**Text provided**.
····················

1 Introduction and the Main Results

Oriented percolation is a time-oriented model of percolation. It is also considered as a discrete-time model for the spread of an infectious disease, known as the contact process or the SIS model. Since it became known to exhibit a phase transition and critical behavior, there have been intensive researches in both theory and applications in various fields. Recently, a possible association to the laminar-turbulent flow transition was reported in [20].

····················

**Data under study**.
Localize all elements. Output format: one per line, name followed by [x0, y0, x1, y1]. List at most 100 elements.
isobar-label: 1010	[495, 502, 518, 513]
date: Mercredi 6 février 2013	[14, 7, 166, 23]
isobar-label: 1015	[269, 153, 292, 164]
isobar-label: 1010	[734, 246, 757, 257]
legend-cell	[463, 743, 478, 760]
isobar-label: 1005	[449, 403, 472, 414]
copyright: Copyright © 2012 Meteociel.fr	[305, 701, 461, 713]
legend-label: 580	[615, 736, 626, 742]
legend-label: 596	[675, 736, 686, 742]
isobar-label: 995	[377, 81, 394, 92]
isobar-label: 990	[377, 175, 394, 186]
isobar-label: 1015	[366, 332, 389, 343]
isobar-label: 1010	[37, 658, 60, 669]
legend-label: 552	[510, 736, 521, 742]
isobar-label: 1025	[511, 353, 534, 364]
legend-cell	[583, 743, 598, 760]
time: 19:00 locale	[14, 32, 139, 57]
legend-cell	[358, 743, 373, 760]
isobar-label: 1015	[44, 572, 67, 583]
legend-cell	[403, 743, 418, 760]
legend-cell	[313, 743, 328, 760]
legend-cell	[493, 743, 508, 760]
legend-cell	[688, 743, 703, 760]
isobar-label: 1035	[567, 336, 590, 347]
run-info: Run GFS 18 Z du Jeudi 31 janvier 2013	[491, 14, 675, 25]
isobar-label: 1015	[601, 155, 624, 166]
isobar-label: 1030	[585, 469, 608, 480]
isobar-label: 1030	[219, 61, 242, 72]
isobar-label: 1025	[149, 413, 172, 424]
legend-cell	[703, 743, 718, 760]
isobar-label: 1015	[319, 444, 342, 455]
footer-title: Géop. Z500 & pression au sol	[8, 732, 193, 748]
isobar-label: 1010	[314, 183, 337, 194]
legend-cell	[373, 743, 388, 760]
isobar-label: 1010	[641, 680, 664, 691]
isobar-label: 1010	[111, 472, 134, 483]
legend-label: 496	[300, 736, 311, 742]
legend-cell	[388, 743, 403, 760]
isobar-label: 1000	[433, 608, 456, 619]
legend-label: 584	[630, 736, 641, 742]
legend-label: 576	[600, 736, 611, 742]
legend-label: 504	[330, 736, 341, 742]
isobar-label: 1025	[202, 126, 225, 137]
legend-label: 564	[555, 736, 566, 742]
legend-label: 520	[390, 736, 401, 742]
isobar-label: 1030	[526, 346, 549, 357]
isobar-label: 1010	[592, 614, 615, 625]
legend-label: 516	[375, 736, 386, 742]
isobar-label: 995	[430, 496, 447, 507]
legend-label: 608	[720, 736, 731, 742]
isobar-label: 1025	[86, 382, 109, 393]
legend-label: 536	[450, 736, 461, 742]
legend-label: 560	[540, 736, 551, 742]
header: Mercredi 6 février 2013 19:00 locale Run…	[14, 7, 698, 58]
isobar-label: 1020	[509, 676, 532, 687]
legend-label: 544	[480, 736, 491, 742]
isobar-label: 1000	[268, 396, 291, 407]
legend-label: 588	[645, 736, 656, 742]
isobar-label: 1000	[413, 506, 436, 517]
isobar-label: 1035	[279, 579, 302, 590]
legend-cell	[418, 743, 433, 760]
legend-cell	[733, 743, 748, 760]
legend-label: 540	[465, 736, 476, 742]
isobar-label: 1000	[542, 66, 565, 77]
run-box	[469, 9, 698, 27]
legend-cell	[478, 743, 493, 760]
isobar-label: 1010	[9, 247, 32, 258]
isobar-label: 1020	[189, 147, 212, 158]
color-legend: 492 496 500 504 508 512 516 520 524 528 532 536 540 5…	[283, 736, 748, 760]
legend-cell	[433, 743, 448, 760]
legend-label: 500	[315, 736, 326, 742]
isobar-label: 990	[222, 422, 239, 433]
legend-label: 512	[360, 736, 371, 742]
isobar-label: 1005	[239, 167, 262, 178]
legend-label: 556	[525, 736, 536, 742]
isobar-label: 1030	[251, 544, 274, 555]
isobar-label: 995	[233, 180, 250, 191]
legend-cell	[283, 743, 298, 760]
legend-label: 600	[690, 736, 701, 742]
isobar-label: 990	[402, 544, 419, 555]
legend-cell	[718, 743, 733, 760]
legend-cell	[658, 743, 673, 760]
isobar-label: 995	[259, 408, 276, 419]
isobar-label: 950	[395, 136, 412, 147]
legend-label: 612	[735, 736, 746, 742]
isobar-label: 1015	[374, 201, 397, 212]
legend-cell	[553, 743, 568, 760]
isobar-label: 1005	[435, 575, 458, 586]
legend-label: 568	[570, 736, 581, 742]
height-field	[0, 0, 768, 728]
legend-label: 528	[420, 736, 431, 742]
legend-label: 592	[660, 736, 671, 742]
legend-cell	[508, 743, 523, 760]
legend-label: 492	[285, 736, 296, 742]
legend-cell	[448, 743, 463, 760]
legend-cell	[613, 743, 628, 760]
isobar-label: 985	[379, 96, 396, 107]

····················

**Required actions**.
A: Answer these questions from the introduction on oriented percolation:
(i) What kind of model of percolation is oriented percolation?
(ii) Under what two names is the disease-spread model it corresponds to known?
(iii) Which transition was recently reported as possibly associated with it?
B: From the introduction on oriented percolation, reproduce word for word the passage from "Oriented percolation is" to "reported in [20].".
C: Write the next part of the introduction on oriented percolation, starting after its last sentence.

**Task answers**.
A:
(i) A time-oriented model of percolation.
(ii) The contact process or the SIS model.
(iii) The laminar-turbulent flow transition.

B:
Oriented percolation is a time-oriented model of percolation. It is also considered as a discrete-time model for the spread of an infectious disease, known as the contact process or the SIS model. Since it became known to exhibit a phase transition and critical behavior, there have been intensive researches in both theory and applications in various fields. Recently, a possible association to the laminar-turbulent flow transition was reported in [20].

C:
Consider the following nearest-neighbor bond oriented percolation on the space–time lattice \({\mathbb L}^d\equiv \{(x,t)\in \mathbb {Z}^d\times \mathbb {Z}_+:\Vert x\Vert _1+t\) is even}. A pair of vertices \([(x,s),(y,t)\rangle \) is called a bond if \(\Vert x-y\Vert _1=1\) and \(t=s+1\). Each bond \([(x,t),(y,t+1)\rangle \) is either occupied with probability \(p\in [0,1]\) or vacant with probability \(1-p\), independently of the other bonds. Let \({\mathbb P}_p\) be the associated probability measure. We say that \((x,s)\in {\mathbb L}^d\) is connected to \((y,t)\in {\mathbb L}^d\), denoted by \((x,s)\longrightarrow (y,t)\), if either \((x,s)=(y,t)\) or there is a sequence of occupied bonds \(\{[(v_j,j),(v_{j+1},j+1)\rangle \}_{j=s}^{t-1}\) from \(v_s=x\) to \(v_t=y\). We simply write \((x,s)\longrightarrow t\) for the event \(\bigcup _y\{(x,s)\longrightarrow (y,t)\}\), and \(s\longrightarrow (y,t)\) for the event \(\bigcup _x\{(x,s)\longrightarrow (y,t)\}\).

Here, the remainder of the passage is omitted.